» Problem to solve:
Gather from the material every line that contains the string "landing".

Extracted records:
════

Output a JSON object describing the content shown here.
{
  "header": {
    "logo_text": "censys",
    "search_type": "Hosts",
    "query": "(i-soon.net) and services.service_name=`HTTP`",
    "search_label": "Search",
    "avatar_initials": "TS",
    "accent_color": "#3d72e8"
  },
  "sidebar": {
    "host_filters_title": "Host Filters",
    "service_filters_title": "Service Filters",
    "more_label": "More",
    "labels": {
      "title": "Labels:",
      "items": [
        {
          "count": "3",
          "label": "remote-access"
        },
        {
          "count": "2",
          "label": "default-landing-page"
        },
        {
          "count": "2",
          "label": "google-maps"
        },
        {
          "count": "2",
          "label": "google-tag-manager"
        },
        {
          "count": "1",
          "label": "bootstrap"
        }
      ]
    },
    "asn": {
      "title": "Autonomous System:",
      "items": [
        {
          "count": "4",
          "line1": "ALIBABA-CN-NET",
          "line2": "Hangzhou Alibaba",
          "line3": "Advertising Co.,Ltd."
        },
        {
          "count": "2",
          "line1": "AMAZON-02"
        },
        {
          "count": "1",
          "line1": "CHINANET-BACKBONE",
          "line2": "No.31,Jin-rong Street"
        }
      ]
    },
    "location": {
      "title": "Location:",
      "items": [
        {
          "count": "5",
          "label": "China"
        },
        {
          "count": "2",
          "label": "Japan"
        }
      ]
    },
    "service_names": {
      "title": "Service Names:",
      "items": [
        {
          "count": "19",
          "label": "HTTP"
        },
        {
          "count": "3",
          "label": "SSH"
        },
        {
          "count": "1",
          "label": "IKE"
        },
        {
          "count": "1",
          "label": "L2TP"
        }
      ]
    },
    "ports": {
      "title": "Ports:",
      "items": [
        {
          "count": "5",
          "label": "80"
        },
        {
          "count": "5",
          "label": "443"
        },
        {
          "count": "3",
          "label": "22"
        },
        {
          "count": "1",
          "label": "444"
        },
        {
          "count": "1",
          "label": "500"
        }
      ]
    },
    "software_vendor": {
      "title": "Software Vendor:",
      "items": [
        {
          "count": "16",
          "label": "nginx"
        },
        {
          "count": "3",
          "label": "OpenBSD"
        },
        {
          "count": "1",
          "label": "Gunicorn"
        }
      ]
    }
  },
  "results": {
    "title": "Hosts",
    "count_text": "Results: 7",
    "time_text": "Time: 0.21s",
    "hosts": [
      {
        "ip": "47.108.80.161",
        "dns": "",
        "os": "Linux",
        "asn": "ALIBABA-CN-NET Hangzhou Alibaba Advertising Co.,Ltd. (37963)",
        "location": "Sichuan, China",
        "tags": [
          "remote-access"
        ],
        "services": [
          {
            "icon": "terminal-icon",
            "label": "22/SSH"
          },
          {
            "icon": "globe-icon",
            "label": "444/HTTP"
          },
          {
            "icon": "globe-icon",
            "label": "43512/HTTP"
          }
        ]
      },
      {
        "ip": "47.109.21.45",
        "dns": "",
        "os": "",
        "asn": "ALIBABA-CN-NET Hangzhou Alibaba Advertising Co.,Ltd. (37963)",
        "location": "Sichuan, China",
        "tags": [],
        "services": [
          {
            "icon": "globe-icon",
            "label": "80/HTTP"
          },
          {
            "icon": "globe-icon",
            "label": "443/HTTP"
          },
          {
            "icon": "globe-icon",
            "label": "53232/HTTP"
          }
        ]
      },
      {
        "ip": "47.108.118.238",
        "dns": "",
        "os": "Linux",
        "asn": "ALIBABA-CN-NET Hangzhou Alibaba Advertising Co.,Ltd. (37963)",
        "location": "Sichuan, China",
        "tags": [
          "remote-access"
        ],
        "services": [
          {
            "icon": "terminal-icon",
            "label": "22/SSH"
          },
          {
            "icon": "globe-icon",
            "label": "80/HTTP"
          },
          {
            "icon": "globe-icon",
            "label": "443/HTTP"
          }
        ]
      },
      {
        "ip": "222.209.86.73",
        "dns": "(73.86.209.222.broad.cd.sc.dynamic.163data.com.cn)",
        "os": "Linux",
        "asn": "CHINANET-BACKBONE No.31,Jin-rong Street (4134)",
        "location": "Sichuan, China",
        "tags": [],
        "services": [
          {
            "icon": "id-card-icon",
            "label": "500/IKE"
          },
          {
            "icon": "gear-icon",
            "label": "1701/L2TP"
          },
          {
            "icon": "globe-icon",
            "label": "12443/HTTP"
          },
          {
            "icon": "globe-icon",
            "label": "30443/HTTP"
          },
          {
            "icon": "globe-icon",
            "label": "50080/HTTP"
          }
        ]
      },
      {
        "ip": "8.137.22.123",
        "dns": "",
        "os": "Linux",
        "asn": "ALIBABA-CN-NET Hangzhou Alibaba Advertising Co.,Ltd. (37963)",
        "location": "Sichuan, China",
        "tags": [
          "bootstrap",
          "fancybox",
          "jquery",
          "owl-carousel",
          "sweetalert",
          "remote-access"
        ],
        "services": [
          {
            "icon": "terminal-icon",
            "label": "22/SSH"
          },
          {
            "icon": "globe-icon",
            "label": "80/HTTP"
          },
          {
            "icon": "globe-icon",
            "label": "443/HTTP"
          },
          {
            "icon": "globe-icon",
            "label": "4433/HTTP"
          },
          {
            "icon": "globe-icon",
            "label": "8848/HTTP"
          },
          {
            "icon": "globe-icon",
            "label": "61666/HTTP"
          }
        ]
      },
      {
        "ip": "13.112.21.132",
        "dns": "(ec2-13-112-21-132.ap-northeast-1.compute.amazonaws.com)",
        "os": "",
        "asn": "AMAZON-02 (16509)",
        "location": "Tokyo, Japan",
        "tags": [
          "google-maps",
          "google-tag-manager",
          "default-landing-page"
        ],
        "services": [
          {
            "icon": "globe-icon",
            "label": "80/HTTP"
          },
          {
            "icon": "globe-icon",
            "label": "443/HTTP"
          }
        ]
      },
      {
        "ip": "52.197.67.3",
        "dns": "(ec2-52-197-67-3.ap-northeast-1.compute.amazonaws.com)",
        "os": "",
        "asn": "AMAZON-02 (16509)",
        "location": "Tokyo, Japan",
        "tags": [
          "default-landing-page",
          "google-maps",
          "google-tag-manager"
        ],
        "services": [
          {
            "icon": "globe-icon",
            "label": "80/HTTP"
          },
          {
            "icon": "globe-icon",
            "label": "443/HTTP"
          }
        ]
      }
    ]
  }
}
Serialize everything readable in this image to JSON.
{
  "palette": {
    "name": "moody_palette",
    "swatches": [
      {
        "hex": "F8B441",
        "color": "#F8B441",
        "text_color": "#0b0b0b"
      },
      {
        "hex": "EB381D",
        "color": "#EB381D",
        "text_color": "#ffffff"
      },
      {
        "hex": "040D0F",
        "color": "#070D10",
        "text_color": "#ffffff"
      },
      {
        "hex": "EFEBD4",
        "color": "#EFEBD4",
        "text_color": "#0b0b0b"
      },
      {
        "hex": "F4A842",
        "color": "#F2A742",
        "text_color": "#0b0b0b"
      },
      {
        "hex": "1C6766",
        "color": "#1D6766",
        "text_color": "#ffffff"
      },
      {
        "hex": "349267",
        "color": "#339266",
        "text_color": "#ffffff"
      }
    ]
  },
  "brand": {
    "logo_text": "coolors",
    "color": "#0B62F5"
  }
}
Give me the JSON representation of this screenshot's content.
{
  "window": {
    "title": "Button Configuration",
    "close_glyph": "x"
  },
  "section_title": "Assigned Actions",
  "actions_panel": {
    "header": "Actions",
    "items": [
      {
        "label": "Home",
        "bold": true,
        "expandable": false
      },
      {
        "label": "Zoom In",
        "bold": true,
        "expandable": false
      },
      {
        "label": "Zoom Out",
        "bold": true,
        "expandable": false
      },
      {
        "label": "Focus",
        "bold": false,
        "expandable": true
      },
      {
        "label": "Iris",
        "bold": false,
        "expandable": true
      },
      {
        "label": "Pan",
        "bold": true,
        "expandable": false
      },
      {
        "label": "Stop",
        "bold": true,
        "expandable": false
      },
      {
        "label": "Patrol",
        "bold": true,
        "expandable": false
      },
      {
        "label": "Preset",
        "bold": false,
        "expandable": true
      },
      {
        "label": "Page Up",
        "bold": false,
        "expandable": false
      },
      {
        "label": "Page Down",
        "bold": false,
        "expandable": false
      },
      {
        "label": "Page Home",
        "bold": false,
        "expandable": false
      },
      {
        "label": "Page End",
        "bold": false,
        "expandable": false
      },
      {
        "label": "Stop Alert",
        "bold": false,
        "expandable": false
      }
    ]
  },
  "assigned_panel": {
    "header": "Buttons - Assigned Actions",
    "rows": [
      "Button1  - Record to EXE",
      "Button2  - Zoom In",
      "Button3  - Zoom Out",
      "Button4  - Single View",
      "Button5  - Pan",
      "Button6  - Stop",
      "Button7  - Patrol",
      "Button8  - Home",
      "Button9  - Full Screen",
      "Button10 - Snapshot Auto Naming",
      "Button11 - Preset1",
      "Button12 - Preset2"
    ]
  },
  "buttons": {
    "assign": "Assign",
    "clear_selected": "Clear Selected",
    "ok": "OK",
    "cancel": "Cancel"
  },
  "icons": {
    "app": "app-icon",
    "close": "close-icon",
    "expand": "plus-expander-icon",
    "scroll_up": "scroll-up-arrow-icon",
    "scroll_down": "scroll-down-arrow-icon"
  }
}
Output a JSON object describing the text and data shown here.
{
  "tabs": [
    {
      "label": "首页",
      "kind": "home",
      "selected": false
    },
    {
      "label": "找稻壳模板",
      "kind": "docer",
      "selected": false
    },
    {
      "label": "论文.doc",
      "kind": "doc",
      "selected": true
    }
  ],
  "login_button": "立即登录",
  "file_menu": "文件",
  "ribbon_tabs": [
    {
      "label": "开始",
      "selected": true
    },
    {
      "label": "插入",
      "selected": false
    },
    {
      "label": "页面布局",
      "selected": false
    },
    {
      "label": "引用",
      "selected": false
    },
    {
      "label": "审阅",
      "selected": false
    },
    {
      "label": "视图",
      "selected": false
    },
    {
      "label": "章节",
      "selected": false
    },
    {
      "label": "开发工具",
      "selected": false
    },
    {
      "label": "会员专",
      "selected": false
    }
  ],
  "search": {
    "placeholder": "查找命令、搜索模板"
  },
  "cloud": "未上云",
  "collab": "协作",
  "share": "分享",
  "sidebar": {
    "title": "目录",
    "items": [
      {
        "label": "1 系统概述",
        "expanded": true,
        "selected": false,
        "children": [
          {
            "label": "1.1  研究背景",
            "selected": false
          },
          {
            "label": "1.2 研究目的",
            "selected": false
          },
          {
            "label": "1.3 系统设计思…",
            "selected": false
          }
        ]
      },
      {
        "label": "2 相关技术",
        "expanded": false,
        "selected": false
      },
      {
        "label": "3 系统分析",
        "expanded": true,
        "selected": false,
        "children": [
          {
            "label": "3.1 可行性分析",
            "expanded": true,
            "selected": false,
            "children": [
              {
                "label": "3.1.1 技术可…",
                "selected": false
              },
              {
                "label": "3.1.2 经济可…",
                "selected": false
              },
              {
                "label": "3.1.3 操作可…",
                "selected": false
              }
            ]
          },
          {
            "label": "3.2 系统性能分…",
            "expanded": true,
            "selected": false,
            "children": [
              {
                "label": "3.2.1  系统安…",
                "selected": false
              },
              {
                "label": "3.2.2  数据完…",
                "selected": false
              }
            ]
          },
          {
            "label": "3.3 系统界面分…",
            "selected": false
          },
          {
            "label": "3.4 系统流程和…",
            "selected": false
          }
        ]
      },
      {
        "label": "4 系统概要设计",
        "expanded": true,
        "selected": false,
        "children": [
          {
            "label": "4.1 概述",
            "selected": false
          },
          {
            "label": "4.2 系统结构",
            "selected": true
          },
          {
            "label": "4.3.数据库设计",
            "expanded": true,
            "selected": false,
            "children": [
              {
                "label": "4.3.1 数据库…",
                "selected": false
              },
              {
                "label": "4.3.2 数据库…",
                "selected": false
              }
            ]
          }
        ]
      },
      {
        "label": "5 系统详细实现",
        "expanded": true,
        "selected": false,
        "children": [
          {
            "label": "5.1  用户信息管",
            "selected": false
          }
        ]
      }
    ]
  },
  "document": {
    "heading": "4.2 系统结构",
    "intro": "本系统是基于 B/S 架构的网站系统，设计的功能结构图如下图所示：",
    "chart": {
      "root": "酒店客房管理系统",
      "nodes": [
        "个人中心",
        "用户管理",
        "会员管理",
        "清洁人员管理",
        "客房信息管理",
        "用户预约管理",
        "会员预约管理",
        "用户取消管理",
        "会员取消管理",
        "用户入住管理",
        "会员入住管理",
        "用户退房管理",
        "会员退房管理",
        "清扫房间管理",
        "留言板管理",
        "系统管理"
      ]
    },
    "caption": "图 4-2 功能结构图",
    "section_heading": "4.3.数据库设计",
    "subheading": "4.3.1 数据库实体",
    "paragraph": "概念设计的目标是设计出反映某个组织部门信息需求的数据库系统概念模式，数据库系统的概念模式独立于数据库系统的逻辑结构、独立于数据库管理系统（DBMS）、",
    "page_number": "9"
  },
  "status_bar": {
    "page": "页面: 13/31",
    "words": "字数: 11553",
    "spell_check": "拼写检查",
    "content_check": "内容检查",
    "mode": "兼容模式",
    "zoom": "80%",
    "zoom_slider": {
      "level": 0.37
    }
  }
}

════

» Expected output:
          "label": "default-landing-page"
          "default-landing-page"
          "default-landing-page",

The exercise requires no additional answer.